# Task description:
Among the lines below, how many carry the string "Assam"? Reply with a number and nothing else.

# Dataset excerpts:
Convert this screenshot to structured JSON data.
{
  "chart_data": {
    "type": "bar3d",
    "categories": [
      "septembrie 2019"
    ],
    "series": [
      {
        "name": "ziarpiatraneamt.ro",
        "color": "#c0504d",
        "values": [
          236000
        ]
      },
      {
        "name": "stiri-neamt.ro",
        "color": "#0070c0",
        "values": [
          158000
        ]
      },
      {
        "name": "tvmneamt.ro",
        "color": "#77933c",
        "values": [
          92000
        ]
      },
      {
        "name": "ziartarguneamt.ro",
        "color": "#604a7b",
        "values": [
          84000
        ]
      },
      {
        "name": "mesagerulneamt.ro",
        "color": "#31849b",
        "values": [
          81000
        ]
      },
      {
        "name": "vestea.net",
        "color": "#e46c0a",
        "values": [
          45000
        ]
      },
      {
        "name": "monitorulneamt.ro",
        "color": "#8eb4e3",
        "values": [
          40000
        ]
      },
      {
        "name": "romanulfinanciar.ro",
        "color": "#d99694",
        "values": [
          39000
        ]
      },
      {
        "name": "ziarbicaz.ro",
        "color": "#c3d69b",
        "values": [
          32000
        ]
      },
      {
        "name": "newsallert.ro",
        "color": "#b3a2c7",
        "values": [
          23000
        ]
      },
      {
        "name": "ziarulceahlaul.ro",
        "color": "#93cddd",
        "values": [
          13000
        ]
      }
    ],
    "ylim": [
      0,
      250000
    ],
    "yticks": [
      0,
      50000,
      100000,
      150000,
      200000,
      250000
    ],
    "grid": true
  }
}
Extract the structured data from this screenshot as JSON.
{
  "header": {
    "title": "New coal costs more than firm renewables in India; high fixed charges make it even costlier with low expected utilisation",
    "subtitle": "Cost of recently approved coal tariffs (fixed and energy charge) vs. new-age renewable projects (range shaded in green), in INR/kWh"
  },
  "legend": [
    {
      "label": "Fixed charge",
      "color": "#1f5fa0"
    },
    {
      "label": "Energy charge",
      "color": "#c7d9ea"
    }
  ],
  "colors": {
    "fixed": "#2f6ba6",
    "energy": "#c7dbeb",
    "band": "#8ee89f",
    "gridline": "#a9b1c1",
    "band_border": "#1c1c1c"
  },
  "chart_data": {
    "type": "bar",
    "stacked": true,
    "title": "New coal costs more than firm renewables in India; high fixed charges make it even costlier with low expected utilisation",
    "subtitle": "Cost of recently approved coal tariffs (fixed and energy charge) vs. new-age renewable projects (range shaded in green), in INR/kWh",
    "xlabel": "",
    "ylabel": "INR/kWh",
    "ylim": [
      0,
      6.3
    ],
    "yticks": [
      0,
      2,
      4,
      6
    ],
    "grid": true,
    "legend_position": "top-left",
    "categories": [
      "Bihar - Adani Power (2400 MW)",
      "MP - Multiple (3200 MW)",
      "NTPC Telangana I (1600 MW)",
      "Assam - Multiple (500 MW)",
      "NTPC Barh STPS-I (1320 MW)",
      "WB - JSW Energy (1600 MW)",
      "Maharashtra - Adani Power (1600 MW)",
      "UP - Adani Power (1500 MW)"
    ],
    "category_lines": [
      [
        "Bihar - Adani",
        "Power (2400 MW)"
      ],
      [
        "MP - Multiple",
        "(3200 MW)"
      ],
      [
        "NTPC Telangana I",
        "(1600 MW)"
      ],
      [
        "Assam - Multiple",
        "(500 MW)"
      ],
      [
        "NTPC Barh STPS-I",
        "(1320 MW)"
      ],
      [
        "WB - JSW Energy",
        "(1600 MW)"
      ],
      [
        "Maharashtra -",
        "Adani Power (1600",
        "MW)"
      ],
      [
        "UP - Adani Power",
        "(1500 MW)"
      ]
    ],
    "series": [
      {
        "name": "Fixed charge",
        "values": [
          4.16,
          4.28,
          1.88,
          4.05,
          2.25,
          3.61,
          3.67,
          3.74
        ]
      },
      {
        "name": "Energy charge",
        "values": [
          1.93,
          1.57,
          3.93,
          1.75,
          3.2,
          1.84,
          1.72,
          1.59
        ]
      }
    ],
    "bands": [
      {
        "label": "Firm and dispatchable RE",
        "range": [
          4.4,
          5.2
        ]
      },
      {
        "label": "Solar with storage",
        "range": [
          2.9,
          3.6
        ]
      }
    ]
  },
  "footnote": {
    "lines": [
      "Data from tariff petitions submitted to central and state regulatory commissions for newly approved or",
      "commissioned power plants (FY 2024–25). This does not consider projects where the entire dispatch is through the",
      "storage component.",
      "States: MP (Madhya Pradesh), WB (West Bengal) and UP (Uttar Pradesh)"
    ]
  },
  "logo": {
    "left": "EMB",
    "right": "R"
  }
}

# Finished exercise:
2